● TASK:
Your task is to output the listing word for word, with pictures excluded.

● MATERIAL TO PROCESS:

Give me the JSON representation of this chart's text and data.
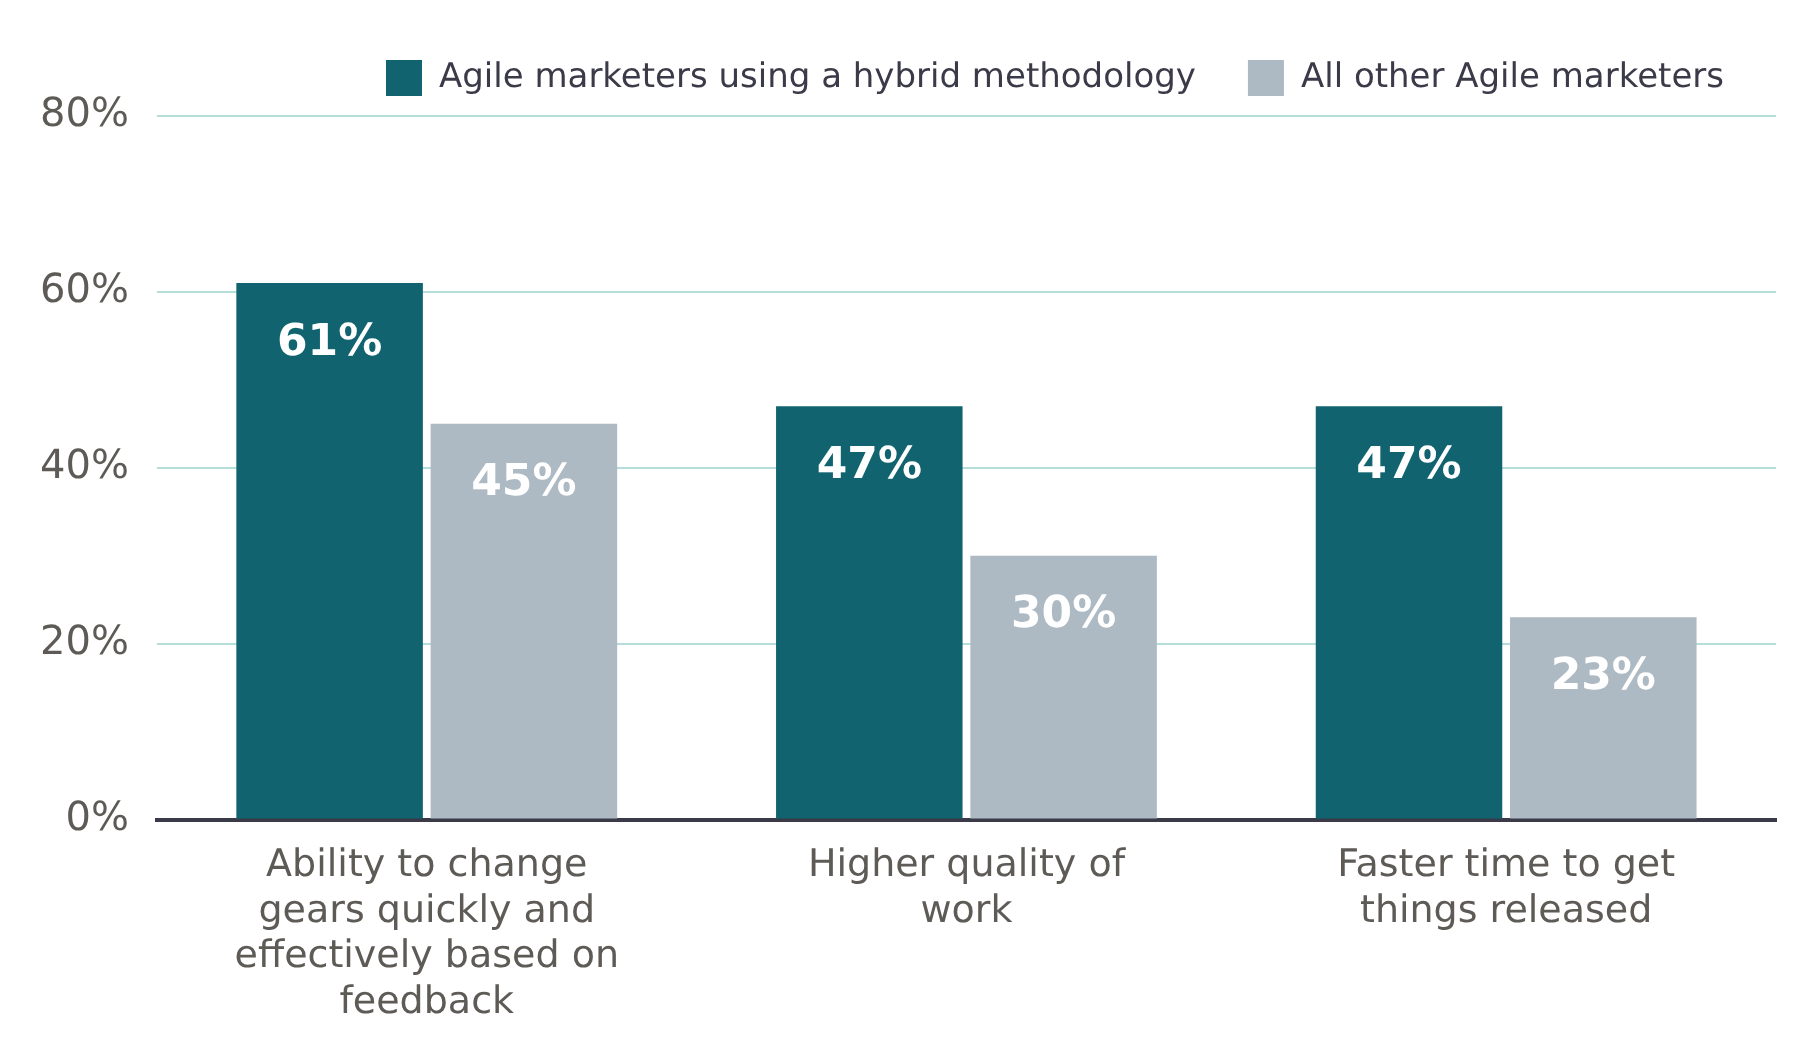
{
  "chart_data": {
    "type": "bar",
    "categories": [
      "Ability to change gears quickly and effectively based on feedback",
      "Higher quality of work",
      "Faster time to get things released"
    ],
    "series": [
      {
        "name": "Agile marketers using a hybrid methodology",
        "color": "#10636f",
        "values": [
          61,
          47,
          47
        ],
        "value_labels": [
          "61%",
          "47%",
          "47%"
        ]
      },
      {
        "name": "All other Agile marketers",
        "color": "#adbac3",
        "values": [
          45,
          30,
          23
        ],
        "value_labels": [
          "45%",
          "30%",
          "23%"
        ]
      }
    ],
    "ylim": [
      0,
      80
    ],
    "yticks": [
      {
        "value": 0,
        "label": "0%"
      },
      {
        "value": 20,
        "label": "20%"
      },
      {
        "value": 40,
        "label": "40%"
      },
      {
        "value": 60,
        "label": "60%"
      },
      {
        "value": 80,
        "label": "80%"
      }
    ],
    "grid": "y",
    "legend": "top right"
  }
}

● THE OUTPUT:
Give me the JSON representation of this chart's text and data.
{
  "chart_data": {
    "type": "bar",
    "categories": [
      "Ability to change gears quickly and effectively based on feedback",
      "Higher quality of work",
      "Faster time to get things released"
    ],
    "series": [
      {
        "name": "Agile marketers using a hybrid methodology",
        "color": "#10636f",
        "values": [
          61,
          47,
          47
        ],
        "value_labels": [
          "61%",
          "47%",
          "47%"
        ]
      },
      {
        "name": "All other Agile marketers",
        "color": "#adbac3",
        "values": [
          45,
          30,
          23
        ],
        "value_labels": [
          "45%",
          "30%",
          "23%"
        ]
      }
    ],
    "ylim": [
      0,
      80
    ],
    "yticks": [
      {
        "value": 0,
        "label": "0%"
      },
      {
        "value": 20,
        "label": "20%"
      },
      {
        "value": 40,
        "label": "40%"
      },
      {
        "value": 60,
        "label": "60%"
      },
      {
        "value": 80,
        "label": "80%"
      }
    ],
    "grid": "y",
    "legend": "top right"
  }
}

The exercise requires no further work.